What to do »
Hunt for the word "справи" across the entries below, copying each line that holds it.

Data entries:
____

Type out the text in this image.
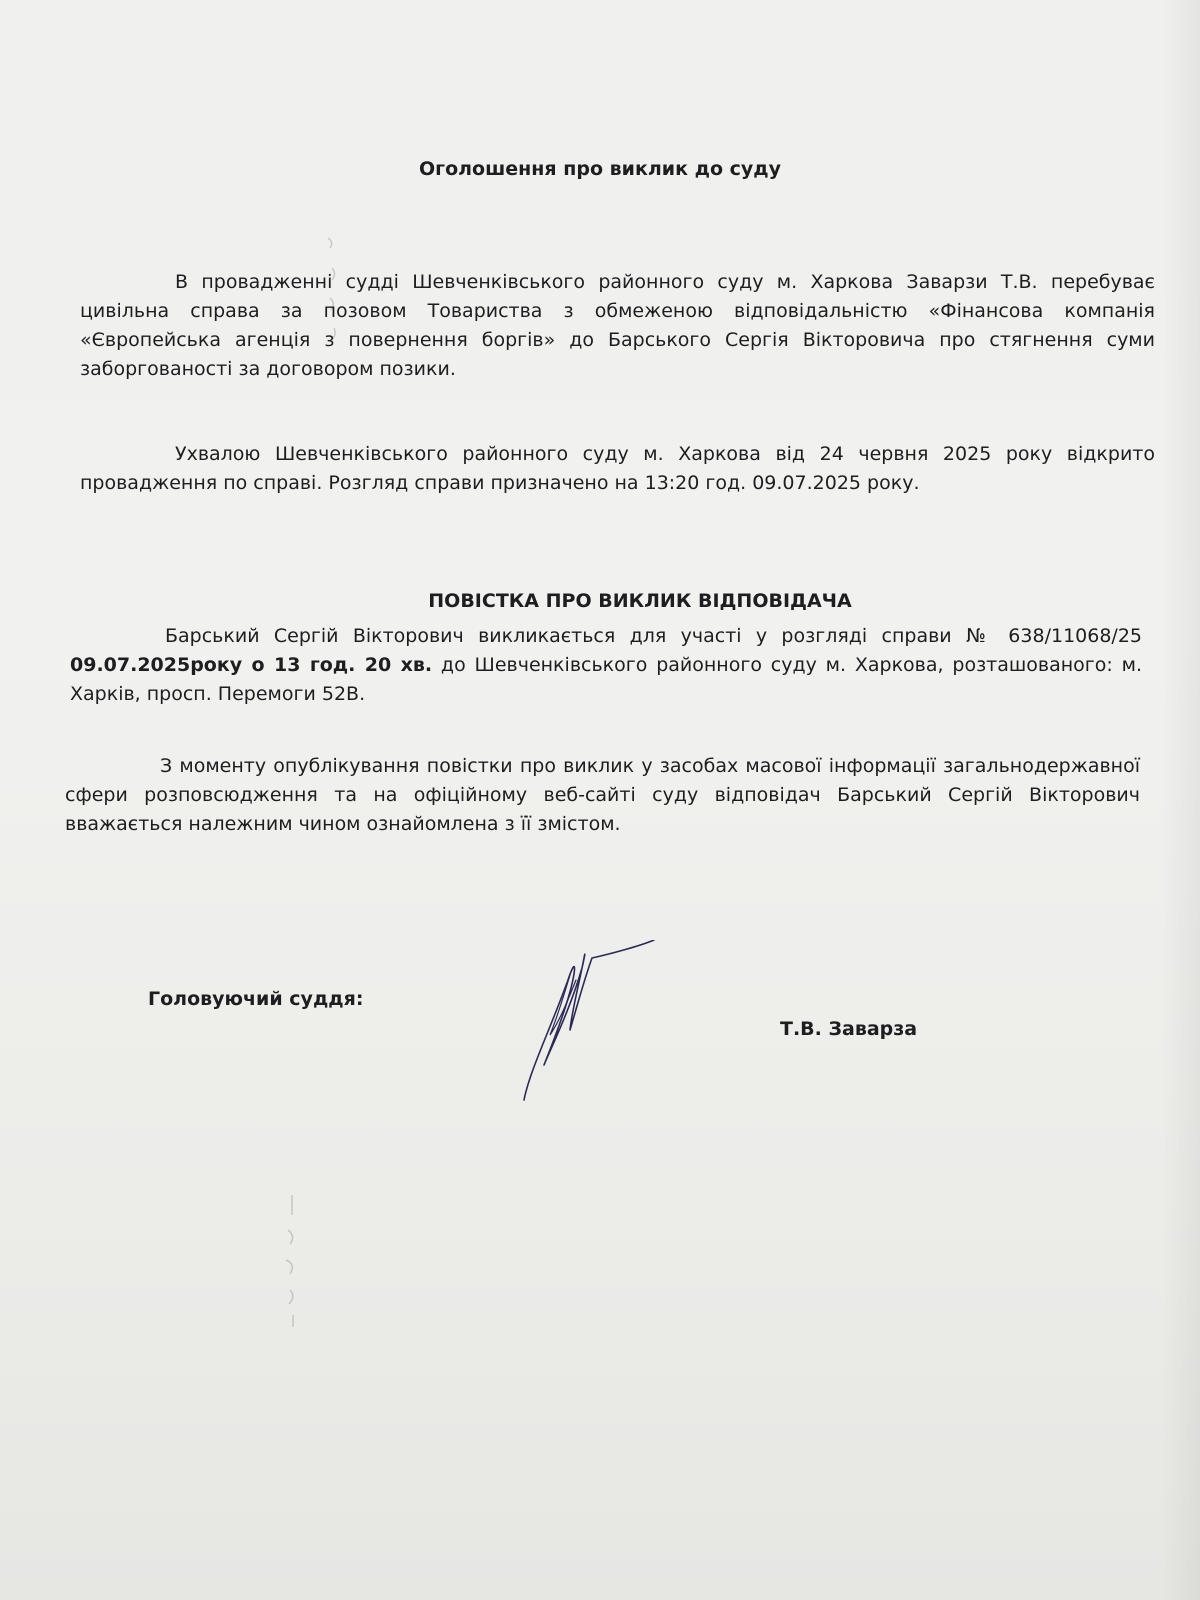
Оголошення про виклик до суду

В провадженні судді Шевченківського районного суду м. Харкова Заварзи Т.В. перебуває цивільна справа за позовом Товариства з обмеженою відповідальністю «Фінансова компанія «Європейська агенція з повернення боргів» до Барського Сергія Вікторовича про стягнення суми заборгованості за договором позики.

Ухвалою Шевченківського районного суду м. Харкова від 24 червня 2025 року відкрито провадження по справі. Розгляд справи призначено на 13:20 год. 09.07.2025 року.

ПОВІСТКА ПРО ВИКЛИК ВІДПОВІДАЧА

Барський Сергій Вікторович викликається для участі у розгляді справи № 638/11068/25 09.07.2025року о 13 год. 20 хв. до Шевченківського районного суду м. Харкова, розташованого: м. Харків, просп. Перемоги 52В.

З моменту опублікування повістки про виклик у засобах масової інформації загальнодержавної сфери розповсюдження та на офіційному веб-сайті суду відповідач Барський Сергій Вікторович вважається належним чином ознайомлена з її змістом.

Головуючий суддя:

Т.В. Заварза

____

Solution to this problem »
Ухвалою Шевченківського районного суду м. Харкова від 24 червня 2025 року відкрито провадження по справі. Розгляд справи призначено на 13:20 год. 09.07.2025 року.
Барський Сергій Вікторович викликається для участі у розгляді справи № 638/11068/25 09.07.2025року о 13 год. 20 хв. до Шевченківського районного суду м. Харкова, розташованого: м. Харків, просп. Перемоги 52В.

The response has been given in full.